> _Written instruction_
From the listing that follows, extract every line and set it down unaltered.

[A block of data]
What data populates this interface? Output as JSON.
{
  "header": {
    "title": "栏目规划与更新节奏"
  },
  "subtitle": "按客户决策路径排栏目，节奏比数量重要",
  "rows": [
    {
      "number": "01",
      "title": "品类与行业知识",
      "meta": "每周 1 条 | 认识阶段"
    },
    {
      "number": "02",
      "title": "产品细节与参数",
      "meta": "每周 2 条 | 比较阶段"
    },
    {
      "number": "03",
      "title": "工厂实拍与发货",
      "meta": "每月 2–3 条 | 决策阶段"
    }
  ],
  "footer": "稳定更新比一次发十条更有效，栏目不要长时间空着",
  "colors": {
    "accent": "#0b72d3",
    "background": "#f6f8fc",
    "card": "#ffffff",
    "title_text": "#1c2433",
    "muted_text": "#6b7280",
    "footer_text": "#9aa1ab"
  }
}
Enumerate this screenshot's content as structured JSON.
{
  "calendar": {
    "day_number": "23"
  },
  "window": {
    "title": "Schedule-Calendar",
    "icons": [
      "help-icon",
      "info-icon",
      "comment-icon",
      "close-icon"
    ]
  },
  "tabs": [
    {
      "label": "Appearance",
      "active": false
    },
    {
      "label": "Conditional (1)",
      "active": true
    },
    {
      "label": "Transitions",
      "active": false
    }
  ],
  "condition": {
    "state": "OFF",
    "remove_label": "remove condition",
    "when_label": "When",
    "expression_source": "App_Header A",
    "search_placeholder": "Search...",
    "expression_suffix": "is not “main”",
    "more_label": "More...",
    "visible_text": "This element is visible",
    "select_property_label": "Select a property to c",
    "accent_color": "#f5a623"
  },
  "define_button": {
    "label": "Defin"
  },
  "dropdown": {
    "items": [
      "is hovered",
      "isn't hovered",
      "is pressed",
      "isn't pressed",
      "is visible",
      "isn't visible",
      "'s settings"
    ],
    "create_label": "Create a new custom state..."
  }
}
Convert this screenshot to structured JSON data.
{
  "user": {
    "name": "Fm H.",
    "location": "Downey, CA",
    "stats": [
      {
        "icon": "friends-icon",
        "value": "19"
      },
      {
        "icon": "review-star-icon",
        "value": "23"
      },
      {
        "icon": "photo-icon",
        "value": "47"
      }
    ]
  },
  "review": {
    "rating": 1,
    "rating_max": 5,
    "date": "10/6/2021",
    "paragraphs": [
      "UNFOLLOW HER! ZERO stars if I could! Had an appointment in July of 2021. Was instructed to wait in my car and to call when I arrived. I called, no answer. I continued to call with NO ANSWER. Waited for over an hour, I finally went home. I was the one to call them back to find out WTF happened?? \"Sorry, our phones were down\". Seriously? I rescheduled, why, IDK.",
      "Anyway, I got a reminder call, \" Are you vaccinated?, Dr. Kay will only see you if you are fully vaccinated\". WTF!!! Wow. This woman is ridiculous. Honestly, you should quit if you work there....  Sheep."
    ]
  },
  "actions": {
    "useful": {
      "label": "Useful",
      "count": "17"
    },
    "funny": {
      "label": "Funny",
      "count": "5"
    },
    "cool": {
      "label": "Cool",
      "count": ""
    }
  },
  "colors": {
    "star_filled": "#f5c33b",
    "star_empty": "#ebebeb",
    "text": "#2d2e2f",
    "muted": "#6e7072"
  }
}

> _Expected answer_
What data populates this interface? Output as JSON.
{
  "header": {
    "title": "栏目规划与更新节奏"
  },
  "subtitle": "按客户决策路径排栏目，节奏比数量重要",
  "rows": [
    {
      "number": "01",
      "title": "品类与行业知识",
      "meta": "每周 1 条 | 认识阶段"
    },
    {
      "number": "02",
      "title": "产品细节与参数",
      "meta": "每周 2 条 | 比较阶段"
    },
    {
      "number": "03",
      "title": "工厂实拍与发货",
      "meta": "每月 2–3 条 | 决策阶段"
    }
  ],
  "footer": "稳定更新比一次发十条更有效，栏目不要长时间空着",
  "colors": {
    "accent": "#0b72d3",
    "background": "#f6f8fc",
    "card": "#ffffff",
    "title_text": "#1c2433",
    "muted_text": "#6b7280",
    "footer_text": "#9aa1ab"
  }
}
Enumerate this screenshot's content as structured JSON.
{
  "calendar": {
    "day_number": "23"
  },
  "window": {
    "title": "Schedule-Calendar",
    "icons": [
      "help-icon",
      "info-icon",
      "comment-icon",
      "close-icon"
    ]
  },
  "tabs": [
    {
      "label": "Appearance",
      "active": false
    },
    {
      "label": "Conditional (1)",
      "active": true
    },
    {
      "label": "Transitions",
      "active": false
    }
  ],
  "condition": {
    "state": "OFF",
    "remove_label": "remove condition",
    "when_label": "When",
    "expression_source": "App_Header A",
    "search_placeholder": "Search...",
    "expression_suffix": "is not “main”",
    "more_label": "More...",
    "visible_text": "This element is visible",
    "select_property_label": "Select a property to c",
    "accent_color": "#f5a623"
  },
  "define_button": {
    "label": "Defin"
  },
  "dropdown": {
    "items": [
      "is hovered",
      "isn't hovered",
      "is pressed",
      "isn't pressed",
      "is visible",
      "isn't visible",
      "'s settings"
    ],
    "create_label": "Create a new custom state..."
  }
}
Convert this screenshot to structured JSON data.
{
  "user": {
    "name": "Fm H.",
    "location": "Downey, CA",
    "stats": [
      {
        "icon": "friends-icon",
        "value": "19"
      },
      {
        "icon": "review-star-icon",
        "value": "23"
      },
      {
        "icon": "photo-icon",
        "value": "47"
      }
    ]
  },
  "review": {
    "rating": 1,
    "rating_max": 5,
    "date": "10/6/2021",
    "paragraphs": [
      "UNFOLLOW HER! ZERO stars if I could! Had an appointment in July of 2021. Was instructed to wait in my car and to call when I arrived. I called, no answer. I continued to call with NO ANSWER. Waited for over an hour, I finally went home. I was the one to call them back to find out WTF happened?? \"Sorry, our phones were down\". Seriously? I rescheduled, why, IDK.",
      "Anyway, I got a reminder call, \" Are you vaccinated?, Dr. Kay will only see you if you are fully vaccinated\". WTF!!! Wow. This woman is ridiculous. Honestly, you should quit if you work there....  Sheep."
    ]
  },
  "actions": {
    "useful": {
      "label": "Useful",
      "count": "17"
    },
    "funny": {
      "label": "Funny",
      "count": "5"
    },
    "cool": {
      "label": "Cool",
      "count": ""
    }
  },
  "colors": {
    "star_filled": "#f5c33b",
    "star_empty": "#ebebeb",
    "text": "#2d2e2f",
    "muted": "#6e7072"
  }
}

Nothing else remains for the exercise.